## Begin TASK INPUT

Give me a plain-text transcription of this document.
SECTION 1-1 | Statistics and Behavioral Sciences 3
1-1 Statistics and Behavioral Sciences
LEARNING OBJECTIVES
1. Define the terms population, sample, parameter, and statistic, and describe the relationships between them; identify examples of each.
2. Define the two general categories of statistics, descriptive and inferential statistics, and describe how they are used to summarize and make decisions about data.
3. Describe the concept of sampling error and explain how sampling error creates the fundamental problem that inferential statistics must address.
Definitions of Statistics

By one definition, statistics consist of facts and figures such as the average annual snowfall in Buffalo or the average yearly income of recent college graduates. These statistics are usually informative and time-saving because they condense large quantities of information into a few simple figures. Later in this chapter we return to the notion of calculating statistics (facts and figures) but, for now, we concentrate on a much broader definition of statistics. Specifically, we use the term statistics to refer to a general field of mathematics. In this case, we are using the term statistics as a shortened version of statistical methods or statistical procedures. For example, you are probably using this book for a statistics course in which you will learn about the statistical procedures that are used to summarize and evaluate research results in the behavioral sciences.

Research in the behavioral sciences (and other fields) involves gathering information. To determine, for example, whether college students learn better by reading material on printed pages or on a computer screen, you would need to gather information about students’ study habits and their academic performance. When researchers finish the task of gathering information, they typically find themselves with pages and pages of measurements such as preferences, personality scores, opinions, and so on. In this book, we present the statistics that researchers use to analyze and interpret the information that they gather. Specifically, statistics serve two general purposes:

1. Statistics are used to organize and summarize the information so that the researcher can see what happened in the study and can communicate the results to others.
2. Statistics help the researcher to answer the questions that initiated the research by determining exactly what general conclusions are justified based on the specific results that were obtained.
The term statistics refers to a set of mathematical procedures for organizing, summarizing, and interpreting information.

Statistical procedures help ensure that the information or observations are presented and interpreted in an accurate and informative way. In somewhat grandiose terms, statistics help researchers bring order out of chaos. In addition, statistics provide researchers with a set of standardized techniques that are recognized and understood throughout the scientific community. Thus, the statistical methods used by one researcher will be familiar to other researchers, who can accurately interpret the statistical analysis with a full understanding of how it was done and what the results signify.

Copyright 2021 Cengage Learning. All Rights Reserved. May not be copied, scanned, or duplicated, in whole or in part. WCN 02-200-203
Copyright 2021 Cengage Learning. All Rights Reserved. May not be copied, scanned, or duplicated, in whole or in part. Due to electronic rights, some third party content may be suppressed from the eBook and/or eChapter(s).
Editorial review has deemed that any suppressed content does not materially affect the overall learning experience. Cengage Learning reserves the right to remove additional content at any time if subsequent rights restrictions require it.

## End TASK INPUT

Once more, set down the full listing, verbatim.

Give me a plain-text transcription of this document.
SECTION 1-1 | Statistics and Behavioral Sciences 3
1-1 Statistics and Behavioral Sciences
LEARNING OBJECTIVES
1. Define the terms population, sample, parameter, and statistic, and describe the relationships between them; identify examples of each.
2. Define the two general categories of statistics, descriptive and inferential statistics, and describe how they are used to summarize and make decisions about data.
3. Describe the concept of sampling error and explain how sampling error creates the fundamental problem that inferential statistics must address.
Definitions of Statistics

By one definition, statistics consist of facts and figures such as the average annual snowfall in Buffalo or the average yearly income of recent college graduates. These statistics are usually informative and time-saving because they condense large quantities of information into a few simple figures. Later in this chapter we return to the notion of calculating statistics (facts and figures) but, for now, we concentrate on a much broader definition of statistics. Specifically, we use the term statistics to refer to a general field of mathematics. In this case, we are using the term statistics as a shortened version of statistical methods or statistical procedures. For example, you are probably using this book for a statistics course in which you will learn about the statistical procedures that are used to summarize and evaluate research results in the behavioral sciences.

Research in the behavioral sciences (and other fields) involves gathering information. To determine, for example, whether college students learn better by reading material on printed pages or on a computer screen, you would need to gather information about students’ study habits and their academic performance. When researchers finish the task of gathering information, they typically find themselves with pages and pages of measurements such as preferences, personality scores, opinions, and so on. In this book, we present the statistics that researchers use to analyze and interpret the information that they gather. Specifically, statistics serve two general purposes:

1. Statistics are used to organize and summarize the information so that the researcher can see what happened in the study and can communicate the results to others.
2. Statistics help the researcher to answer the questions that initiated the research by determining exactly what general conclusions are justified based on the specific results that were obtained.
The term statistics refers to a set of mathematical procedures for organizing, summarizing, and interpreting information.

Statistical procedures help ensure that the information or observations are presented and interpreted in an accurate and informative way. In somewhat grandiose terms, statistics help researchers bring order out of chaos. In addition, statistics provide researchers with a set of standardized techniques that are recognized and understood throughout the scientific community. Thus, the statistical methods used by one researcher will be familiar to other researchers, who can accurately interpret the statistical analysis with a full understanding of how it was done and what the results signify.

Copyright 2021 Cengage Learning. All Rights Reserved. May not be copied, scanned, or duplicated, in whole or in part. WCN 02-200-203
Copyright 2021 Cengage Learning. All Rights Reserved. May not be copied, scanned, or duplicated, in whole or in part. Due to electronic rights, some third party content may be suppressed from the eBook and/or eChapter(s).
Editorial review has deemed that any suppressed content does not materially affect the overall learning experience. Cengage Learning reserves the right to remove additional content at any time if subsequent rights restrictions require it.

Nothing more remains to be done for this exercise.